**WHAT YOU SHOULD DO**. Go through the records and give each one again exactly.

**ITEMS**.
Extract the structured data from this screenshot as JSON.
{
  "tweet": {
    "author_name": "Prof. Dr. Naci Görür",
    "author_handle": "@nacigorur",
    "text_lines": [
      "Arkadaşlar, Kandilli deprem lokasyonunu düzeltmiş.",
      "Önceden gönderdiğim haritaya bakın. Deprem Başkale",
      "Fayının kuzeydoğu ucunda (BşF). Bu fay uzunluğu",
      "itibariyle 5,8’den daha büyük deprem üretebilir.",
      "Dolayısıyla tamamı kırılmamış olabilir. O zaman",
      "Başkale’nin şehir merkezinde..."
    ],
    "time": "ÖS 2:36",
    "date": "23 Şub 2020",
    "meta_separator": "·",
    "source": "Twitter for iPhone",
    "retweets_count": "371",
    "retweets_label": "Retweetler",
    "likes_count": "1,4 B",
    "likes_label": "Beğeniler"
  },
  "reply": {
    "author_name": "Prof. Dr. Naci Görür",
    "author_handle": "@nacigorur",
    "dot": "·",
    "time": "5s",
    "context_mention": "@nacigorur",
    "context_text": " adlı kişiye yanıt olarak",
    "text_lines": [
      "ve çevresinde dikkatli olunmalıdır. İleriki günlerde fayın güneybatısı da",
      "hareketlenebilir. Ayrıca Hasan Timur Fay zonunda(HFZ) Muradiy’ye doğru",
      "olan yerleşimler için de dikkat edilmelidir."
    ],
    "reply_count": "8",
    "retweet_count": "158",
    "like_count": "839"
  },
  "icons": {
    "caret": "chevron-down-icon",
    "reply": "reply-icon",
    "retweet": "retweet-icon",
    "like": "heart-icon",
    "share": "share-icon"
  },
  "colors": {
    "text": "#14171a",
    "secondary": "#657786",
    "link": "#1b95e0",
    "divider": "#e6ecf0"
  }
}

**THE OUTPUT**.
Extract the structured data from this screenshot as JSON.
{
  "tweet": {
    "author_name": "Prof. Dr. Naci Görür",
    "author_handle": "@nacigorur",
    "text_lines": [
      "Arkadaşlar, Kandilli deprem lokasyonunu düzeltmiş.",
      "Önceden gönderdiğim haritaya bakın. Deprem Başkale",
      "Fayının kuzeydoğu ucunda (BşF). Bu fay uzunluğu",
      "itibariyle 5,8’den daha büyük deprem üretebilir.",
      "Dolayısıyla tamamı kırılmamış olabilir. O zaman",
      "Başkale’nin şehir merkezinde..."
    ],
    "time": "ÖS 2:36",
    "date": "23 Şub 2020",
    "meta_separator": "·",
    "source": "Twitter for iPhone",
    "retweets_count": "371",
    "retweets_label": "Retweetler",
    "likes_count": "1,4 B",
    "likes_label": "Beğeniler"
  },
  "reply": {
    "author_name": "Prof. Dr. Naci Görür",
    "author_handle": "@nacigorur",
    "dot": "·",
    "time": "5s",
    "context_mention": "@nacigorur",
    "context_text": " adlı kişiye yanıt olarak",
    "text_lines": [
      "ve çevresinde dikkatli olunmalıdır. İleriki günlerde fayın güneybatısı da",
      "hareketlenebilir. Ayrıca Hasan Timur Fay zonunda(HFZ) Muradiy’ye doğru",
      "olan yerleşimler için de dikkat edilmelidir."
    ],
    "reply_count": "8",
    "retweet_count": "158",
    "like_count": "839"
  },
  "icons": {
    "caret": "chevron-down-icon",
    "reply": "reply-icon",
    "retweet": "retweet-icon",
    "like": "heart-icon",
    "share": "share-icon"
  },
  "colors": {
    "text": "#14171a",
    "secondary": "#657786",
    "link": "#1b95e0",
    "divider": "#e6ecf0"
  }
}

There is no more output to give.